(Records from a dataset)
######
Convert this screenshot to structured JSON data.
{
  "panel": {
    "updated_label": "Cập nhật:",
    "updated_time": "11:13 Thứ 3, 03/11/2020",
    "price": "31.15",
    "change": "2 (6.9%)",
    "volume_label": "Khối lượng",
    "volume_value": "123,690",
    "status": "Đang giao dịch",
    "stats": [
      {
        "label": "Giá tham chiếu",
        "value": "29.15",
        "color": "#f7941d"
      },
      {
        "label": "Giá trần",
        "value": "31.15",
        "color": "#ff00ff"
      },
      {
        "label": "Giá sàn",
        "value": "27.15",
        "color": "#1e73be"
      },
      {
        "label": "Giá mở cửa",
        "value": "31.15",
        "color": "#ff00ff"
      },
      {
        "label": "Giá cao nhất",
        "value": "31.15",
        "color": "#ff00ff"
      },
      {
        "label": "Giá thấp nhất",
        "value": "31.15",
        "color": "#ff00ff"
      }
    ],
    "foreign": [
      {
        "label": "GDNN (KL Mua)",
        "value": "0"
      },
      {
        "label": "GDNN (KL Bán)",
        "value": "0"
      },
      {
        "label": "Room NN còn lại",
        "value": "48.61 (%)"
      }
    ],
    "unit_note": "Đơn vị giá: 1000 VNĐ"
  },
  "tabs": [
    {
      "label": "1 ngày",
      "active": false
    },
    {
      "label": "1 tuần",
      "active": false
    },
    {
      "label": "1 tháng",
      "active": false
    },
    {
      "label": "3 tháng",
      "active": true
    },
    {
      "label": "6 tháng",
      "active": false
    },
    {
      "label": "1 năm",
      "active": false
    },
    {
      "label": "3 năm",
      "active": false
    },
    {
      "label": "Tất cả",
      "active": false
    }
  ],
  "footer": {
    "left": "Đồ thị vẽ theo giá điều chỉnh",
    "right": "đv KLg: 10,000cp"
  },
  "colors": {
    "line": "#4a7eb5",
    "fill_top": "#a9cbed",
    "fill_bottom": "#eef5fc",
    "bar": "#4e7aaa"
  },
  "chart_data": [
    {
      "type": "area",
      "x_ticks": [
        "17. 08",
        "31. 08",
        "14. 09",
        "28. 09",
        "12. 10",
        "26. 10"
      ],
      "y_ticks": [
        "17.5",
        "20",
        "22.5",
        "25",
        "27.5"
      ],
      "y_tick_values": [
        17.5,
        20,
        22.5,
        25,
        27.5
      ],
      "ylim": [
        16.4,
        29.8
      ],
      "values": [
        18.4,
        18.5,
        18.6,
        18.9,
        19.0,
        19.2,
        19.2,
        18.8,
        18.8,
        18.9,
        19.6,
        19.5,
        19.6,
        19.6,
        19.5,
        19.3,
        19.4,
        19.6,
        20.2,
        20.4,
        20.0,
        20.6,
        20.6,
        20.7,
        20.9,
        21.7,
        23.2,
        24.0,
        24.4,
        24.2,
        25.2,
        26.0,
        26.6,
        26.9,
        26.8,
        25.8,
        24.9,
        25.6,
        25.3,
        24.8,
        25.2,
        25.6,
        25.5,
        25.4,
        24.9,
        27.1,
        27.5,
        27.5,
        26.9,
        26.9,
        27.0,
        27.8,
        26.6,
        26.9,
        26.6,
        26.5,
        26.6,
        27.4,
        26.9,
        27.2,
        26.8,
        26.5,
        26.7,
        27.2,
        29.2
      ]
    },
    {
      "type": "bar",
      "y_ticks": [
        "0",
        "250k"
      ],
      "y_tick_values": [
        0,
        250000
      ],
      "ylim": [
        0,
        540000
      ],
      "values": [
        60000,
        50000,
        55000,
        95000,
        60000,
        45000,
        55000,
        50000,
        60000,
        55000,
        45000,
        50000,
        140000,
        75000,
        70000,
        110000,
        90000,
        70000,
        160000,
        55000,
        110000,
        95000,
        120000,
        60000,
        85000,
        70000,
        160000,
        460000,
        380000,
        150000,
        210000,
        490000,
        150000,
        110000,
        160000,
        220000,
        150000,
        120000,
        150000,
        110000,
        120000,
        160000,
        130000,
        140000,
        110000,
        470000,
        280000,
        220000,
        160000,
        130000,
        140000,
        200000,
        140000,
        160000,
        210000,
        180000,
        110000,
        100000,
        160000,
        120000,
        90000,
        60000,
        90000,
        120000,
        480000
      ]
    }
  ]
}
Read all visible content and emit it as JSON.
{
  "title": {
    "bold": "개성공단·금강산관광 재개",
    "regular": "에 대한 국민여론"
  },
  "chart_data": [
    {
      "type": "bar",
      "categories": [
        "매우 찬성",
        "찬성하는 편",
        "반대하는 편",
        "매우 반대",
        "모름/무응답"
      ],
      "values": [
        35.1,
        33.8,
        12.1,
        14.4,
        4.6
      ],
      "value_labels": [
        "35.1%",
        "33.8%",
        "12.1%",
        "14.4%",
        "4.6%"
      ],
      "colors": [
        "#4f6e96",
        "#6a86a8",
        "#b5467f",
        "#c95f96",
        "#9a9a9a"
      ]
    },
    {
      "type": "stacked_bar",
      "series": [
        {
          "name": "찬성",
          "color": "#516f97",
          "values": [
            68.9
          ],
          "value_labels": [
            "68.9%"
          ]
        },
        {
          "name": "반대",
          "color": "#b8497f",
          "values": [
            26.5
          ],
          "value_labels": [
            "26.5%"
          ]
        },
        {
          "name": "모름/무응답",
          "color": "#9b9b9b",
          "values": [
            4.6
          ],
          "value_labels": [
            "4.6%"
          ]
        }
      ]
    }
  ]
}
######
#### [AIM OF THE EXERCISE]
Transcribe each entry precisely, missing none.

#### [SOLUTION]
Convert this screenshot to structured JSON data.
{
  "panel": {
    "updated_label": "Cập nhật:",
    "updated_time": "11:13 Thứ 3, 03/11/2020",
    "price": "31.15",
    "change": "2 (6.9%)",
    "volume_label": "Khối lượng",
    "volume_value": "123,690",
    "status": "Đang giao dịch",
    "stats": [
      {
        "label": "Giá tham chiếu",
        "value": "29.15",
        "color": "#f7941d"
      },
      {
        "label": "Giá trần",
        "value": "31.15",
        "color": "#ff00ff"
      },
      {
        "label": "Giá sàn",
        "value": "27.15",
        "color": "#1e73be"
      },
      {
        "label": "Giá mở cửa",
        "value": "31.15",
        "color": "#ff00ff"
      },
      {
        "label": "Giá cao nhất",
        "value": "31.15",
        "color": "#ff00ff"
      },
      {
        "label": "Giá thấp nhất",
        "value": "31.15",
        "color": "#ff00ff"
      }
    ],
    "foreign": [
      {
        "label": "GDNN (KL Mua)",
        "value": "0"
      },
      {
        "label": "GDNN (KL Bán)",
        "value": "0"
      },
      {
        "label": "Room NN còn lại",
        "value": "48.61 (%)"
      }
    ],
    "unit_note": "Đơn vị giá: 1000 VNĐ"
  },
  "tabs": [
    {
      "label": "1 ngày",
      "active": false
    },
    {
      "label": "1 tuần",
      "active": false
    },
    {
      "label": "1 tháng",
      "active": false
    },
    {
      "label": "3 tháng",
      "active": true
    },
    {
      "label": "6 tháng",
      "active": false
    },
    {
      "label": "1 năm",
      "active": false
    },
    {
      "label": "3 năm",
      "active": false
    },
    {
      "label": "Tất cả",
      "active": false
    }
  ],
  "footer": {
    "left": "Đồ thị vẽ theo giá điều chỉnh",
    "right": "đv KLg: 10,000cp"
  },
  "colors": {
    "line": "#4a7eb5",
    "fill_top": "#a9cbed",
    "fill_bottom": "#eef5fc",
    "bar": "#4e7aaa"
  },
  "chart_data": [
    {
      "type": "area",
      "x_ticks": [
        "17. 08",
        "31. 08",
        "14. 09",
        "28. 09",
        "12. 10",
        "26. 10"
      ],
      "y_ticks": [
        "17.5",
        "20",
        "22.5",
        "25",
        "27.5"
      ],
      "y_tick_values": [
        17.5,
        20,
        22.5,
        25,
        27.5
      ],
      "ylim": [
        16.4,
        29.8
      ],
      "values": [
        18.4,
        18.5,
        18.6,
        18.9,
        19.0,
        19.2,
        19.2,
        18.8,
        18.8,
        18.9,
        19.6,
        19.5,
        19.6,
        19.6,
        19.5,
        19.3,
        19.4,
        19.6,
        20.2,
        20.4,
        20.0,
        20.6,
        20.6,
        20.7,
        20.9,
        21.7,
        23.2,
        24.0,
        24.4,
        24.2,
        25.2,
        26.0,
        26.6,
        26.9,
        26.8,
        25.8,
        24.9,
        25.6,
        25.3,
        24.8,
        25.2,
        25.6,
        25.5,
        25.4,
        24.9,
        27.1,
        27.5,
        27.5,
        26.9,
        26.9,
        27.0,
        27.8,
        26.6,
        26.9,
        26.6,
        26.5,
        26.6,
        27.4,
        26.9,
        27.2,
        26.8,
        26.5,
        26.7,
        27.2,
        29.2
      ]
    },
    {
      "type": "bar",
      "y_ticks": [
        "0",
        "250k"
      ],
      "y_tick_values": [
        0,
        250000
      ],
      "ylim": [
        0,
        540000
      ],
      "values": [
        60000,
        50000,
        55000,
        95000,
        60000,
        45000,
        55000,
        50000,
        60000,
        55000,
        45000,
        50000,
        140000,
        75000,
        70000,
        110000,
        90000,
        70000,
        160000,
        55000,
        110000,
        95000,
        120000,
        60000,
        85000,
        70000,
        160000,
        460000,
        380000,
        150000,
        210000,
        490000,
        150000,
        110000,
        160000,
        220000,
        150000,
        120000,
        150000,
        110000,
        120000,
        160000,
        130000,
        140000,
        110000,
        470000,
        280000,
        220000,
        160000,
        130000,
        140000,
        200000,
        140000,
        160000,
        210000,
        180000,
        110000,
        100000,
        160000,
        120000,
        90000,
        60000,
        90000,
        120000,
        480000
      ]
    }
  ]
}
Read all visible content and emit it as JSON.
{
  "title": {
    "bold": "개성공단·금강산관광 재개",
    "regular": "에 대한 국민여론"
  },
  "chart_data": [
    {
      "type": "bar",
      "categories": [
        "매우 찬성",
        "찬성하는 편",
        "반대하는 편",
        "매우 반대",
        "모름/무응답"
      ],
      "values": [
        35.1,
        33.8,
        12.1,
        14.4,
        4.6
      ],
      "value_labels": [
        "35.1%",
        "33.8%",
        "12.1%",
        "14.4%",
        "4.6%"
      ],
      "colors": [
        "#4f6e96",
        "#6a86a8",
        "#b5467f",
        "#c95f96",
        "#9a9a9a"
      ]
    },
    {
      "type": "stacked_bar",
      "series": [
        {
          "name": "찬성",
          "color": "#516f97",
          "values": [
            68.9
          ],
          "value_labels": [
            "68.9%"
          ]
        },
        {
          "name": "반대",
          "color": "#b8497f",
          "values": [
            26.5
          ],
          "value_labels": [
            "26.5%"
          ]
        },
        {
          "name": "모름/무응답",
          "color": "#9b9b9b",
          "values": [
            4.6
          ],
          "value_labels": [
            "4.6%"
          ]
        }
      ]
    }
  ]
}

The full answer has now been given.